*Records that describe figures*
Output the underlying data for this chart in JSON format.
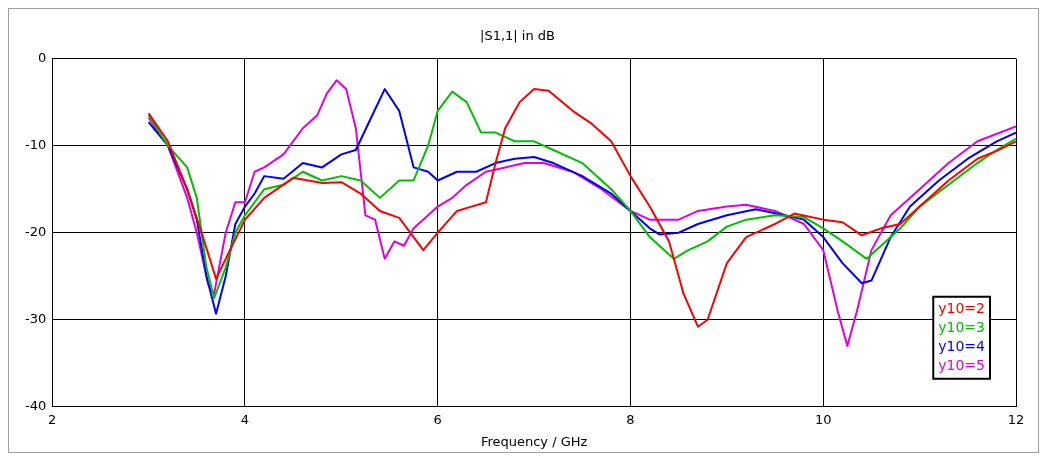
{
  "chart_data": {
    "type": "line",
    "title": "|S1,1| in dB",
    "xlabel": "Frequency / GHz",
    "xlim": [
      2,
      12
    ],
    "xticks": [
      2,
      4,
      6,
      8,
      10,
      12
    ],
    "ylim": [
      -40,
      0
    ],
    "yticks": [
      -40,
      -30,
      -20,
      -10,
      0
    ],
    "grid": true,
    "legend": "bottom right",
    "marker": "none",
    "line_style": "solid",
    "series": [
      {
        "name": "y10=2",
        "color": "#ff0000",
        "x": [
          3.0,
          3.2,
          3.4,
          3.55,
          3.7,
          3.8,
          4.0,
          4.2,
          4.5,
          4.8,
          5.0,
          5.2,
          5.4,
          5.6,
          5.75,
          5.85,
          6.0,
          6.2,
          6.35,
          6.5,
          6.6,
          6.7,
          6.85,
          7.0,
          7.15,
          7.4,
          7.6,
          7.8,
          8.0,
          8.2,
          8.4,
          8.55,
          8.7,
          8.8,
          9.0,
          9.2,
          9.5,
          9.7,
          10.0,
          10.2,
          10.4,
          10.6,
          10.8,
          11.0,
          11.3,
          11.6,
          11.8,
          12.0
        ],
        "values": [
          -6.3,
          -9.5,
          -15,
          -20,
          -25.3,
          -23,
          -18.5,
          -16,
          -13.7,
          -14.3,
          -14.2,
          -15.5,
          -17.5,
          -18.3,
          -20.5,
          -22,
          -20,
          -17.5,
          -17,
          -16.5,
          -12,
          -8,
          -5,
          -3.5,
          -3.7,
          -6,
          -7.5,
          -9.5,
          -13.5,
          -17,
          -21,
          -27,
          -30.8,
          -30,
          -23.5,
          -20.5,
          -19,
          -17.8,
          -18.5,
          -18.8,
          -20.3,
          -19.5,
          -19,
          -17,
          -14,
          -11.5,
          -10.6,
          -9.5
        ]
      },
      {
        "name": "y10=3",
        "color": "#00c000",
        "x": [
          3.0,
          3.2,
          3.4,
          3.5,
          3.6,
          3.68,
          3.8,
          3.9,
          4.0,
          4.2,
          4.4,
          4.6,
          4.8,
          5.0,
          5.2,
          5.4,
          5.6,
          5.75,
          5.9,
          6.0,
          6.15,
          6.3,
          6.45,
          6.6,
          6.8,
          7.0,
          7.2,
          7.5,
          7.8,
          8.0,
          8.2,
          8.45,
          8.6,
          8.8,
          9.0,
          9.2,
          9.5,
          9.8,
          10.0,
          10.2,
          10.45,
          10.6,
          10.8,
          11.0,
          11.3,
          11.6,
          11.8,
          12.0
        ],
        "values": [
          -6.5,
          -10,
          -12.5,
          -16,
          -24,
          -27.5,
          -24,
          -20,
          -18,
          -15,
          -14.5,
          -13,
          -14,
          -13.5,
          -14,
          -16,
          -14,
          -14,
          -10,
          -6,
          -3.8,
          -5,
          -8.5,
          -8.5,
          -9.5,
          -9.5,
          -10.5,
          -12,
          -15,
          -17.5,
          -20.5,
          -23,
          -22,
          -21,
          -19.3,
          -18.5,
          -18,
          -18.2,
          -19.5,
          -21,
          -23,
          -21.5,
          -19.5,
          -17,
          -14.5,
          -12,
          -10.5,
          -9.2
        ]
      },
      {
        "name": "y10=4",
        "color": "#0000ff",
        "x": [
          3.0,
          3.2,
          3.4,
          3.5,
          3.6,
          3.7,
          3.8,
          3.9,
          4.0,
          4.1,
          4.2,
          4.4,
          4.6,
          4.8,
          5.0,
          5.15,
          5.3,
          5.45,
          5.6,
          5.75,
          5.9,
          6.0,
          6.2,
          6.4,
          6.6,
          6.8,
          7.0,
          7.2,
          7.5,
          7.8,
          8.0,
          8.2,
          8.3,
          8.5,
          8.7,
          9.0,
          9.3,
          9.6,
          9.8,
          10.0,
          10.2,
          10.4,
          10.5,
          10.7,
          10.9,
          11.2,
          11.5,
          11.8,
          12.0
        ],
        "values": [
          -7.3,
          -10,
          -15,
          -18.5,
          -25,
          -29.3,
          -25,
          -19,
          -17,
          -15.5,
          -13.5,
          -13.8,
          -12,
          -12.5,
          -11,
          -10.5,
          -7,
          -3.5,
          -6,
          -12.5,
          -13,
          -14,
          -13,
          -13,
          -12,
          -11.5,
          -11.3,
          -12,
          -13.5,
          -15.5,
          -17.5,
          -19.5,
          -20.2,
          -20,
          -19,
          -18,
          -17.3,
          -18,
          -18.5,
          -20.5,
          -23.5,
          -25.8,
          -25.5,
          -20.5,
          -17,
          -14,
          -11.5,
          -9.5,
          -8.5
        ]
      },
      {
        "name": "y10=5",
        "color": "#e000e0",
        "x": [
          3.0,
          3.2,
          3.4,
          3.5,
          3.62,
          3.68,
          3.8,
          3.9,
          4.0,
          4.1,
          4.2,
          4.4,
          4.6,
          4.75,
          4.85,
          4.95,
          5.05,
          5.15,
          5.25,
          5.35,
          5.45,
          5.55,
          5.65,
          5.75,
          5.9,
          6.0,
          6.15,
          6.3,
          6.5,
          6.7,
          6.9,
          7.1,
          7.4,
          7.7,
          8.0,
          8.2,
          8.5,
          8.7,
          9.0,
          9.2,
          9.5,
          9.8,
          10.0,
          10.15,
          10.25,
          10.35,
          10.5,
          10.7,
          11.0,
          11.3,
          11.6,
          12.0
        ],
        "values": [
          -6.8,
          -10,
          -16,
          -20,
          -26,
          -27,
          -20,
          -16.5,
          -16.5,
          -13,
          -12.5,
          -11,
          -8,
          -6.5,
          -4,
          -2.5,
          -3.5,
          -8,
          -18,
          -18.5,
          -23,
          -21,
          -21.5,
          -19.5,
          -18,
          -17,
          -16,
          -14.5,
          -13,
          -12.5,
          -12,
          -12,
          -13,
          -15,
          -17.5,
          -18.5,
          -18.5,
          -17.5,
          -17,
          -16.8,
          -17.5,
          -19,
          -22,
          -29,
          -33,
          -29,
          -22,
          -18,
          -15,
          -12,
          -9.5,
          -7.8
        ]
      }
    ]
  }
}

*WHAT TO PRODUCE*
Where a line of the material above holds the string "name", copy that line.

*COMPLETED TASK*
        "name": "y10=2",
        "name": "y10=3",
        "name": "y10=4",
        "name": "y10=5",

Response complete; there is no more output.